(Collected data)
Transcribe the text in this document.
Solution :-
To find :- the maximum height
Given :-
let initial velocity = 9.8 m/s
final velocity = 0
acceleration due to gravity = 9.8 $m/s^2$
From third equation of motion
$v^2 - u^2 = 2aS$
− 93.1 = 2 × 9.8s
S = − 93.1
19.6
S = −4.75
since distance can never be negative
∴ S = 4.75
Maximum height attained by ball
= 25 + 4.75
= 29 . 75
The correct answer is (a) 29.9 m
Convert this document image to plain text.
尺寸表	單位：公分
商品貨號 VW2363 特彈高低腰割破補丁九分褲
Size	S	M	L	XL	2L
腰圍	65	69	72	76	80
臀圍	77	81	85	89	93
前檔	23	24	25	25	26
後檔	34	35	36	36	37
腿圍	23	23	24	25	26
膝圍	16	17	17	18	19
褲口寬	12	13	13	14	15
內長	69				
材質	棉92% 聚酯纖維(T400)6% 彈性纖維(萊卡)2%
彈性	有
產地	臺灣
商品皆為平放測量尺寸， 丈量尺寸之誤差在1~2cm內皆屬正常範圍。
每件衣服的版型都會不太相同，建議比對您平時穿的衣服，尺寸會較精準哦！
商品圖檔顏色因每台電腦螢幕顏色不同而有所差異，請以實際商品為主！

#### Written problem
The required output is the span of lines from the one containing "Convert this document image to plain text." to the last line, reproduced character for character.

#### Exercise answer
Convert this document image to plain text.
尺寸表	單位：公分
商品貨號 VW2363 特彈高低腰割破補丁九分褲
Size	S	M	L	XL	2L
腰圍	65	69	72	76	80
臀圍	77	81	85	89	93
前檔	23	24	25	25	26
後檔	34	35	36	36	37
腿圍	23	23	24	25	26
膝圍	16	17	17	18	19
褲口寬	12	13	13	14	15
內長	69				
材質	棉92% 聚酯纖維(T400)6% 彈性纖維(萊卡)2%
彈性	有
產地	臺灣
商品皆為平放測量尺寸， 丈量尺寸之誤差在1~2cm內皆屬正常範圍。
每件衣服的版型都會不太相同，建議比對您平時穿的衣服，尺寸會較精準哦！
商品圖檔顏色因每台電腦螢幕顏色不同而有所差異，請以實際商品為主！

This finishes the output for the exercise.